• Set task: Below is a set of records; restate each one word for word.

+++ Extracted entries

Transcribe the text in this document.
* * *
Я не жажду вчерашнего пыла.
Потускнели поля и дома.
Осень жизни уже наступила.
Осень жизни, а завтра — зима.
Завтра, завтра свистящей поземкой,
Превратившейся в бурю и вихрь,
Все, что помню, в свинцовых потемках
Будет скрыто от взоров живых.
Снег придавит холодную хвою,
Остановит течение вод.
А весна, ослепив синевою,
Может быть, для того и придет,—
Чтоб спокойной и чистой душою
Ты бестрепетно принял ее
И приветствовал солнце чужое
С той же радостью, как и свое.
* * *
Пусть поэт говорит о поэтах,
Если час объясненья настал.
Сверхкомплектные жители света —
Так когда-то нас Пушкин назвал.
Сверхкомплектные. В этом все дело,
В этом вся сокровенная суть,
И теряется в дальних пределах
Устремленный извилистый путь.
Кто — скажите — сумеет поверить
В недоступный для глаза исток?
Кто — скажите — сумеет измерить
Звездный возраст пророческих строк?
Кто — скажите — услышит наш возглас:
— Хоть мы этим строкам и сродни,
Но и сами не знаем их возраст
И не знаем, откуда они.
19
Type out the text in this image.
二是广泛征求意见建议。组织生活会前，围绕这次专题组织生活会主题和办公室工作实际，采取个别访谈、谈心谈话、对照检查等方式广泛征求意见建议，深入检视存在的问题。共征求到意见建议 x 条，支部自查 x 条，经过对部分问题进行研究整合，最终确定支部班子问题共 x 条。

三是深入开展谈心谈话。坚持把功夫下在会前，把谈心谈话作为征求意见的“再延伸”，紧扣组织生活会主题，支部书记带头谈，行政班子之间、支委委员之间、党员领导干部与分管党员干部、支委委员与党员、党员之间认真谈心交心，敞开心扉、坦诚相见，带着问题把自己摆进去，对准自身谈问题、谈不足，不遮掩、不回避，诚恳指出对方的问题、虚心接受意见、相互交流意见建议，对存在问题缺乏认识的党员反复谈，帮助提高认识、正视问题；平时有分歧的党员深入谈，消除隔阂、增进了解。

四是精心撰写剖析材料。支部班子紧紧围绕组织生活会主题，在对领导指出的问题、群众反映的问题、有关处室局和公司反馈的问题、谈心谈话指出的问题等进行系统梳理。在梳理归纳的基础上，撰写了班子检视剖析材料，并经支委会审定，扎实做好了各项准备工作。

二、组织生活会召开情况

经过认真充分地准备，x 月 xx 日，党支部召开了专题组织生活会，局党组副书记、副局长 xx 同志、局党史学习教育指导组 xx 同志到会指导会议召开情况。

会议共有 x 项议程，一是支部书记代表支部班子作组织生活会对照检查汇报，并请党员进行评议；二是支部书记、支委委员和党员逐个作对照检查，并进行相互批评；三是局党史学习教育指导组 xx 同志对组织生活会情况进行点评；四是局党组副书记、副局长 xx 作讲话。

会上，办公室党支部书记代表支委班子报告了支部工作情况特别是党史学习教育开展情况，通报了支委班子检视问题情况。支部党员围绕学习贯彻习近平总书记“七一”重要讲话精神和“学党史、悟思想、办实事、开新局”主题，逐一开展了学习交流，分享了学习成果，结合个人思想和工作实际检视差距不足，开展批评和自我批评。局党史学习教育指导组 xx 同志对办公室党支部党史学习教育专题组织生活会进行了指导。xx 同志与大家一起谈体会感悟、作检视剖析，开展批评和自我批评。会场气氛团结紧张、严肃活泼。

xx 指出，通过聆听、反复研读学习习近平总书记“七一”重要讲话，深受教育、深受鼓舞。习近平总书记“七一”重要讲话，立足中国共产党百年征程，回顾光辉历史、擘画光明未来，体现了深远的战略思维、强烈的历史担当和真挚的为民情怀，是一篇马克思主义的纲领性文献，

++++++

• Answer to the task:
Transcribe the text in this document.
* * *
Я не жажду вчерашнего пыла.
Потускнели поля и дома.
Осень жизни уже наступила.
Осень жизни, а завтра — зима.
Завтра, завтра свистящей поземкой,
Превратившейся в бурю и вихрь,
Все, что помню, в свинцовых потемках
Будет скрыто от взоров живых.
Снег придавит холодную хвою,
Остановит течение вод.
А весна, ослепив синевою,
Может быть, для того и придет,—
Чтоб спокойной и чистой душою
Ты бестрепетно принял ее
И приветствовал солнце чужое
С той же радостью, как и свое.
* * *
Пусть поэт говорит о поэтах,
Если час объясненья настал.
Сверхкомплектные жители света —
Так когда-то нас Пушкин назвал.
Сверхкомплектные. В этом все дело,
В этом вся сокровенная суть,
И теряется в дальних пределах
Устремленный извилистый путь.
Кто — скажите — сумеет поверить
В недоступный для глаза исток?
Кто — скажите — сумеет измерить
Звездный возраст пророческих строк?
Кто — скажите — услышит наш возглас:
— Хоть мы этим строкам и сродни,
Но и сами не знаем их возраст
И не знаем, откуда они.
19
Type out the text in this image.
二是广泛征求意见建议。组织生活会前，围绕这次专题组织生活会主题和办公室工作实际，采取个别访谈、谈心谈话、对照检查等方式广泛征求意见建议，深入检视存在的问题。共征求到意见建议 x 条，支部自查 x 条，经过对部分问题进行研究整合，最终确定支部班子问题共 x 条。

三是深入开展谈心谈话。坚持把功夫下在会前，把谈心谈话作为征求意见的“再延伸”，紧扣组织生活会主题，支部书记带头谈，行政班子之间、支委委员之间、党员领导干部与分管党员干部、支委委员与党员、党员之间认真谈心交心，敞开心扉、坦诚相见，带着问题把自己摆进去，对准自身谈问题、谈不足，不遮掩、不回避，诚恳指出对方的问题、虚心接受意见、相互交流意见建议，对存在问题缺乏认识的党员反复谈，帮助提高认识、正视问题；平时有分歧的党员深入谈，消除隔阂、增进了解。

四是精心撰写剖析材料。支部班子紧紧围绕组织生活会主题，在对领导指出的问题、群众反映的问题、有关处室局和公司反馈的问题、谈心谈话指出的问题等进行系统梳理。在梳理归纳的基础上，撰写了班子检视剖析材料，并经支委会审定，扎实做好了各项准备工作。

二、组织生活会召开情况

经过认真充分地准备，x 月 xx 日，党支部召开了专题组织生活会，局党组副书记、副局长 xx 同志、局党史学习教育指导组 xx 同志到会指导会议召开情况。

会议共有 x 项议程，一是支部书记代表支部班子作组织生活会对照检查汇报，并请党员进行评议；二是支部书记、支委委员和党员逐个作对照检查，并进行相互批评；三是局党史学习教育指导组 xx 同志对组织生活会情况进行点评；四是局党组副书记、副局长 xx 作讲话。

会上，办公室党支部书记代表支委班子报告了支部工作情况特别是党史学习教育开展情况，通报了支委班子检视问题情况。支部党员围绕学习贯彻习近平总书记“七一”重要讲话精神和“学党史、悟思想、办实事、开新局”主题，逐一开展了学习交流，分享了学习成果，结合个人思想和工作实际检视差距不足，开展批评和自我批评。局党史学习教育指导组 xx 同志对办公室党支部党史学习教育专题组织生活会进行了指导。xx 同志与大家一起谈体会感悟、作检视剖析，开展批评和自我批评。会场气氛团结紧张、严肃活泼。

xx 指出，通过聆听、反复研读学习习近平总书记“七一”重要讲话，深受教育、深受鼓舞。习近平总书记“七一”重要讲话，立足中国共产党百年征程，回顾光辉历史、擘画光明未来，体现了深远的战略思维、强烈的历史担当和真挚的为民情怀，是一篇马克思主义的纲领性文献，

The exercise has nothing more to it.